Requirements ::
Print out the material that follows word for word.
## start Input for this task
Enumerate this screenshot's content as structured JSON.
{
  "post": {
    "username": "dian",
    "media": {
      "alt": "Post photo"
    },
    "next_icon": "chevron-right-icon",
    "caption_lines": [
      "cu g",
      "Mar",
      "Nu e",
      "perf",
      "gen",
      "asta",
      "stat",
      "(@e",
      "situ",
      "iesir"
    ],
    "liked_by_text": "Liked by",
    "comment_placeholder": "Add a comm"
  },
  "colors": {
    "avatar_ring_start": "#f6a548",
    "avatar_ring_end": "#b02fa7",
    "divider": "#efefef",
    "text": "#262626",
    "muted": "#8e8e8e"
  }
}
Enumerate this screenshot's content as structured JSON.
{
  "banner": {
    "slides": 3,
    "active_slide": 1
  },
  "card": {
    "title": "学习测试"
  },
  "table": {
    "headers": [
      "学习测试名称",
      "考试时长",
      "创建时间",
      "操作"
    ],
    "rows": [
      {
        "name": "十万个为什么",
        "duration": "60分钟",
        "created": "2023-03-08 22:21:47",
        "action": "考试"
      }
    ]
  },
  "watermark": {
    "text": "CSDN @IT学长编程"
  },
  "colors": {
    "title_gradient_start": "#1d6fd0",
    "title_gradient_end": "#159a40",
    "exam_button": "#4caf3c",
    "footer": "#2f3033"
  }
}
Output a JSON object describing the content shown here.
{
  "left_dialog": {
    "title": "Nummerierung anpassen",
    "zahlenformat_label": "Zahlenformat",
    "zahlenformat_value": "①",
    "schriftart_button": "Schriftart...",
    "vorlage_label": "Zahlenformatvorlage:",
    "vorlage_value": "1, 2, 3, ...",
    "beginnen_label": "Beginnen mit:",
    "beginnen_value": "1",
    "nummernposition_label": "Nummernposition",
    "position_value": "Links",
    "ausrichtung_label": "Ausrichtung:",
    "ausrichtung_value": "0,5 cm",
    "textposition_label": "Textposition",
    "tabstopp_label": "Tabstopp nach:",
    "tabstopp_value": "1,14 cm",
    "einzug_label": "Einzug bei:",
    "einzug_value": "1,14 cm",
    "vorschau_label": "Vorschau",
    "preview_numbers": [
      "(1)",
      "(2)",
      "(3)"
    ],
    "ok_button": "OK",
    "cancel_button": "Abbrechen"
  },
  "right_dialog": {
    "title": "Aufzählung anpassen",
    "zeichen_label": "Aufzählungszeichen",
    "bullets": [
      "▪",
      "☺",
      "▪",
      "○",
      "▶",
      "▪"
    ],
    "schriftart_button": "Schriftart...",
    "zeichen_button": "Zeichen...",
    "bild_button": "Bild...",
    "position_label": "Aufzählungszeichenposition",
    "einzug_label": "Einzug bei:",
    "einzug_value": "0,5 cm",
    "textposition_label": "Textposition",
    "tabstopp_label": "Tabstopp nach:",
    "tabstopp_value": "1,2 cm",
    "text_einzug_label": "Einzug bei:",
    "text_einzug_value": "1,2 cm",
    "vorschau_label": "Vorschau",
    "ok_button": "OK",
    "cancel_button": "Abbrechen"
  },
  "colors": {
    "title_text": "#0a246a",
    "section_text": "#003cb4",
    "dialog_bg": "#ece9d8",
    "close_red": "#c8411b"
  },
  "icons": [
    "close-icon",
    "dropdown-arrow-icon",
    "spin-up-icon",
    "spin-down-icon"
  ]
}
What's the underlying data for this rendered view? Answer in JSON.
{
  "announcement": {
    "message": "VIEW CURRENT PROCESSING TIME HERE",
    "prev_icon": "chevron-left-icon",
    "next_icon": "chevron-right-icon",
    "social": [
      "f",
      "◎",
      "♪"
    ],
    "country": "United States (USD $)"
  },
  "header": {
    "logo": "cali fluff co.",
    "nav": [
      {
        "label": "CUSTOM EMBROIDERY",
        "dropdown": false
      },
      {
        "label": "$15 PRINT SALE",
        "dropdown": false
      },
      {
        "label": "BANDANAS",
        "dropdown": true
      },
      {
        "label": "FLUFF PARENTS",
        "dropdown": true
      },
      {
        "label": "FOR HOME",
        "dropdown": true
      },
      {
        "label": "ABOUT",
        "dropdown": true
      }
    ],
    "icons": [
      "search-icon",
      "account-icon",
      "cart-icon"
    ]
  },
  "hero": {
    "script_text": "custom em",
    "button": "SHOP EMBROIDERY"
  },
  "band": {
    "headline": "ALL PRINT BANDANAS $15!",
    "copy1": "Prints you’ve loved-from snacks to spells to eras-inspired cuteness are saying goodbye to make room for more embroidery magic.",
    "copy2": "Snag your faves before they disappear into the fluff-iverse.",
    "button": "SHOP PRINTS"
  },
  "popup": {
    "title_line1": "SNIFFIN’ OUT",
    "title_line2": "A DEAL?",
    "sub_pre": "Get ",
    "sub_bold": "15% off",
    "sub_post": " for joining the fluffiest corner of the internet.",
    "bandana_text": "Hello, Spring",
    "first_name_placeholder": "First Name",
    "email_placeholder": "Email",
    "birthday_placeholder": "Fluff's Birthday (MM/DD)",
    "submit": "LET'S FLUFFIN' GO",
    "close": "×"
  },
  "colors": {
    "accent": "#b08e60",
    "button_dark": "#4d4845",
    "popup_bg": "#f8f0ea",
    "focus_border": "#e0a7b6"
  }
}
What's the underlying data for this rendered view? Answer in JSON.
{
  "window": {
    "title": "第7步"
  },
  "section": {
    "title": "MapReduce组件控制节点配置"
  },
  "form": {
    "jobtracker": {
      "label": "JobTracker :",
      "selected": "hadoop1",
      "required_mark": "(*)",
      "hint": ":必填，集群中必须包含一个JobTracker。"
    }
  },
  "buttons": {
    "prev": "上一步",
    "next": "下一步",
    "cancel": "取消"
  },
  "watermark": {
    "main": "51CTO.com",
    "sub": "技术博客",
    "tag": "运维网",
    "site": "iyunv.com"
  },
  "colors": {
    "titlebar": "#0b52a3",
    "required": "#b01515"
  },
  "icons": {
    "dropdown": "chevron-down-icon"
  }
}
## end Input for this task
Final result ::
Enumerate this screenshot's content as structured JSON.
{
  "post": {
    "username": "dian",
    "media": {
      "alt": "Post photo"
    },
    "next_icon": "chevron-right-icon",
    "caption_lines": [
      "cu g",
      "Mar",
      "Nu e",
      "perf",
      "gen",
      "asta",
      "stat",
      "(@e",
      "situ",
      "iesir"
    ],
    "liked_by_text": "Liked by",
    "comment_placeholder": "Add a comm"
  },
  "colors": {
    "avatar_ring_start": "#f6a548",
    "avatar_ring_end": "#b02fa7",
    "divider": "#efefef",
    "text": "#262626",
    "muted": "#8e8e8e"
  }
}
Enumerate this screenshot's content as structured JSON.
{
  "banner": {
    "slides": 3,
    "active_slide": 1
  },
  "card": {
    "title": "学习测试"
  },
  "table": {
    "headers": [
      "学习测试名称",
      "考试时长",
      "创建时间",
      "操作"
    ],
    "rows": [
      {
        "name": "十万个为什么",
        "duration": "60分钟",
        "created": "2023-03-08 22:21:47",
        "action": "考试"
      }
    ]
  },
  "watermark": {
    "text": "CSDN @IT学长编程"
  },
  "colors": {
    "title_gradient_start": "#1d6fd0",
    "title_gradient_end": "#159a40",
    "exam_button": "#4caf3c",
    "footer": "#2f3033"
  }
}
Output a JSON object describing the content shown here.
{
  "left_dialog": {
    "title": "Nummerierung anpassen",
    "zahlenformat_label": "Zahlenformat",
    "zahlenformat_value": "①",
    "schriftart_button": "Schriftart...",
    "vorlage_label": "Zahlenformatvorlage:",
    "vorlage_value": "1, 2, 3, ...",
    "beginnen_label": "Beginnen mit:",
    "beginnen_value": "1",
    "nummernposition_label": "Nummernposition",
    "position_value": "Links",
    "ausrichtung_label": "Ausrichtung:",
    "ausrichtung_value": "0,5 cm",
    "textposition_label": "Textposition",
    "tabstopp_label": "Tabstopp nach:",
    "tabstopp_value": "1,14 cm",
    "einzug_label": "Einzug bei:",
    "einzug_value": "1,14 cm",
    "vorschau_label": "Vorschau",
    "preview_numbers": [
      "(1)",
      "(2)",
      "(3)"
    ],
    "ok_button": "OK",
    "cancel_button": "Abbrechen"
  },
  "right_dialog": {
    "title": "Aufzählung anpassen",
    "zeichen_label": "Aufzählungszeichen",
    "bullets": [
      "▪",
      "☺",
      "▪",
      "○",
      "▶",
      "▪"
    ],
    "schriftart_button": "Schriftart...",
    "zeichen_button": "Zeichen...",
    "bild_button": "Bild...",
    "position_label": "Aufzählungszeichenposition",
    "einzug_label": "Einzug bei:",
    "einzug_value": "0,5 cm",
    "textposition_label": "Textposition",
    "tabstopp_label": "Tabstopp nach:",
    "tabstopp_value": "1,2 cm",
    "text_einzug_label": "Einzug bei:",
    "text_einzug_value": "1,2 cm",
    "vorschau_label": "Vorschau",
    "ok_button": "OK",
    "cancel_button": "Abbrechen"
  },
  "colors": {
    "title_text": "#0a246a",
    "section_text": "#003cb4",
    "dialog_bg": "#ece9d8",
    "close_red": "#c8411b"
  },
  "icons": [
    "close-icon",
    "dropdown-arrow-icon",
    "spin-up-icon",
    "spin-down-icon"
  ]
}
What's the underlying data for this rendered view? Answer in JSON.
{
  "announcement": {
    "message": "VIEW CURRENT PROCESSING TIME HERE",
    "prev_icon": "chevron-left-icon",
    "next_icon": "chevron-right-icon",
    "social": [
      "f",
      "◎",
      "♪"
    ],
    "country": "United States (USD $)"
  },
  "header": {
    "logo": "cali fluff co.",
    "nav": [
      {
        "label": "CUSTOM EMBROIDERY",
        "dropdown": false
      },
      {
        "label": "$15 PRINT SALE",
        "dropdown": false
      },
      {
        "label": "BANDANAS",
        "dropdown": true
      },
      {
        "label": "FLUFF PARENTS",
        "dropdown": true
      },
      {
        "label": "FOR HOME",
        "dropdown": true
      },
      {
        "label": "ABOUT",
        "dropdown": true
      }
    ],
    "icons": [
      "search-icon",
      "account-icon",
      "cart-icon"
    ]
  },
  "hero": {
    "script_text": "custom em",
    "button": "SHOP EMBROIDERY"
  },
  "band": {
    "headline": "ALL PRINT BANDANAS $15!",
    "copy1": "Prints you’ve loved-from snacks to spells to eras-inspired cuteness are saying goodbye to make room for more embroidery magic.",
    "copy2": "Snag your faves before they disappear into the fluff-iverse.",
    "button": "SHOP PRINTS"
  },
  "popup": {
    "title_line1": "SNIFFIN’ OUT",
    "title_line2": "A DEAL?",
    "sub_pre": "Get ",
    "sub_bold": "15% off",
    "sub_post": " for joining the fluffiest corner of the internet.",
    "bandana_text": "Hello, Spring",
    "first_name_placeholder": "First Name",
    "email_placeholder": "Email",
    "birthday_placeholder": "Fluff's Birthday (MM/DD)",
    "submit": "LET'S FLUFFIN' GO",
    "close": "×"
  },
  "colors": {
    "accent": "#b08e60",
    "button_dark": "#4d4845",
    "popup_bg": "#f8f0ea",
    "focus_border": "#e0a7b6"
  }
}
What's the underlying data for this rendered view? Answer in JSON.
{
  "window": {
    "title": "第7步"
  },
  "section": {
    "title": "MapReduce组件控制节点配置"
  },
  "form": {
    "jobtracker": {
      "label": "JobTracker :",
      "selected": "hadoop1",
      "required_mark": "(*)",
      "hint": ":必填，集群中必须包含一个JobTracker。"
    }
  },
  "buttons": {
    "prev": "上一步",
    "next": "下一步",
    "cancel": "取消"
  },
  "watermark": {
    "main": "51CTO.com",
    "sub": "技术博客",
    "tag": "运维网",
    "site": "iyunv.com"
  },
  "colors": {
    "titlebar": "#0b52a3",
    "required": "#b01515"
  },
  "icons": {
    "dropdown": "chevron-down-icon"
  }
}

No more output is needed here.